## [Problem]
Give every line from the entries that contains "tuned".

## [Records for this exercise]
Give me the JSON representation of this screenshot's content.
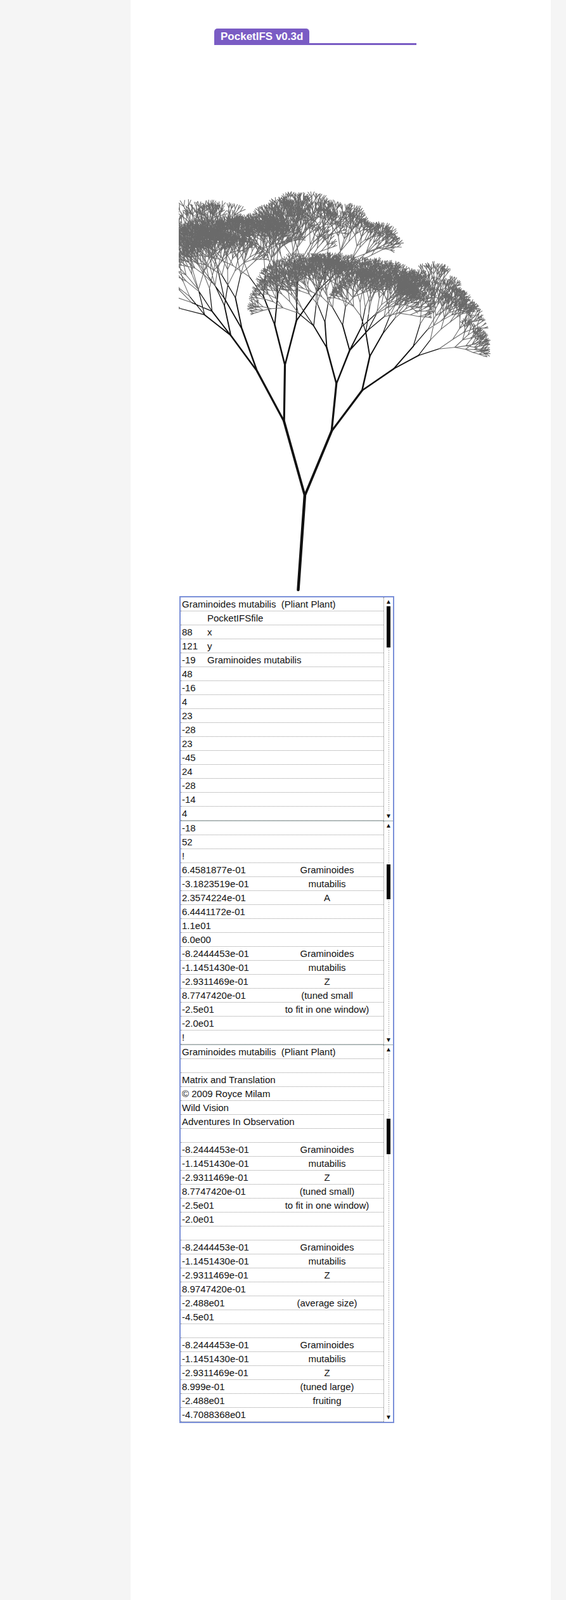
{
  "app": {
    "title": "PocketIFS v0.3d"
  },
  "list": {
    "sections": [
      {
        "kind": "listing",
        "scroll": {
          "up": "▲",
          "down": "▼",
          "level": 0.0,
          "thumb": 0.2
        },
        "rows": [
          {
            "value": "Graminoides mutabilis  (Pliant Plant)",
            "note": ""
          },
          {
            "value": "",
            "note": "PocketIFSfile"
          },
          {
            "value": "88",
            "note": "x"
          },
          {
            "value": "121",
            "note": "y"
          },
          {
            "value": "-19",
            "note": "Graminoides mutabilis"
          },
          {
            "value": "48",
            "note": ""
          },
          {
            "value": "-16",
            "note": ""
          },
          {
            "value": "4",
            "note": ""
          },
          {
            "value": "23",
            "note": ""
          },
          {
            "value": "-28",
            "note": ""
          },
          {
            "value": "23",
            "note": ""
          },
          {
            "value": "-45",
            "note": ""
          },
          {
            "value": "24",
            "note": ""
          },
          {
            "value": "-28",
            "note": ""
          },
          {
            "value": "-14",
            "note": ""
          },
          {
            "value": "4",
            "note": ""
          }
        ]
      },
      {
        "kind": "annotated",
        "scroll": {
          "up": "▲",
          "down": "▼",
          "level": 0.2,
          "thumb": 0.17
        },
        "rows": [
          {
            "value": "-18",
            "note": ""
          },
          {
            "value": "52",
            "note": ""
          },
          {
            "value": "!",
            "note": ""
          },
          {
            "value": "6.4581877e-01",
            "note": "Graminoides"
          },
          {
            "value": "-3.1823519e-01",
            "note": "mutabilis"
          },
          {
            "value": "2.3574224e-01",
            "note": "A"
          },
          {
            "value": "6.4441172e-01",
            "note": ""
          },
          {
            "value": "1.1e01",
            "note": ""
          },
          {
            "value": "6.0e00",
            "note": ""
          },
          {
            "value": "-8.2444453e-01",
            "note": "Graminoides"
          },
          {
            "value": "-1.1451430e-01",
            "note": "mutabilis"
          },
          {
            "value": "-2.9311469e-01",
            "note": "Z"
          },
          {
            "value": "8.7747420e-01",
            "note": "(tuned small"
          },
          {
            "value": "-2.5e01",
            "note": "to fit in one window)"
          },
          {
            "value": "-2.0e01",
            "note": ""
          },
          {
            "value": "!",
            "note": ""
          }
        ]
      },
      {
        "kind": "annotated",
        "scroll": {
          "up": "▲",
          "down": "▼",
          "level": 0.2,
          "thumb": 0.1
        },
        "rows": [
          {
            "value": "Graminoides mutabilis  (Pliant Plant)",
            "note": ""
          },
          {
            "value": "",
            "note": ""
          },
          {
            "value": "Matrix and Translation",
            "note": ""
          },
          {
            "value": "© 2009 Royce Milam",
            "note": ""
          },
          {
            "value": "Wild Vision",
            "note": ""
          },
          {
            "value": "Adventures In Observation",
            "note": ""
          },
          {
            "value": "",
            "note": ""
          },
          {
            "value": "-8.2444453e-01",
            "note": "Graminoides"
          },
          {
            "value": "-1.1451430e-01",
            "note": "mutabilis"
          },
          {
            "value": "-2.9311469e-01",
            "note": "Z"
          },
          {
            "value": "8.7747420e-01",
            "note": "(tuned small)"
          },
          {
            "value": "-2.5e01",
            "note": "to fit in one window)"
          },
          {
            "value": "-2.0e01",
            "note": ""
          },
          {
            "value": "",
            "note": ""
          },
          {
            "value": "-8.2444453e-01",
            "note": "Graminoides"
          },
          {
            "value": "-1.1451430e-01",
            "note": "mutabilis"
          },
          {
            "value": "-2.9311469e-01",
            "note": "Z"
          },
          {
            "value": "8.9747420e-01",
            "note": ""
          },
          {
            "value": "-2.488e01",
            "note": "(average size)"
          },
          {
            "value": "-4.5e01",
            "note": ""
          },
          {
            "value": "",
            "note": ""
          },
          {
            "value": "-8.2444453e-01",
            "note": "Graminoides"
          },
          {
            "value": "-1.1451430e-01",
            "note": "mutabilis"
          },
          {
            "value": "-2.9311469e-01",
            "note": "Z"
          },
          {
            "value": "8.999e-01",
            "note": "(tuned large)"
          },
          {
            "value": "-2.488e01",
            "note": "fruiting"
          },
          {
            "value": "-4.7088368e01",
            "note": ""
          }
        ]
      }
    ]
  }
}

## [Exercise result]
            "note": "(tuned small"
            "note": "(tuned small)"
            "note": "(tuned large)"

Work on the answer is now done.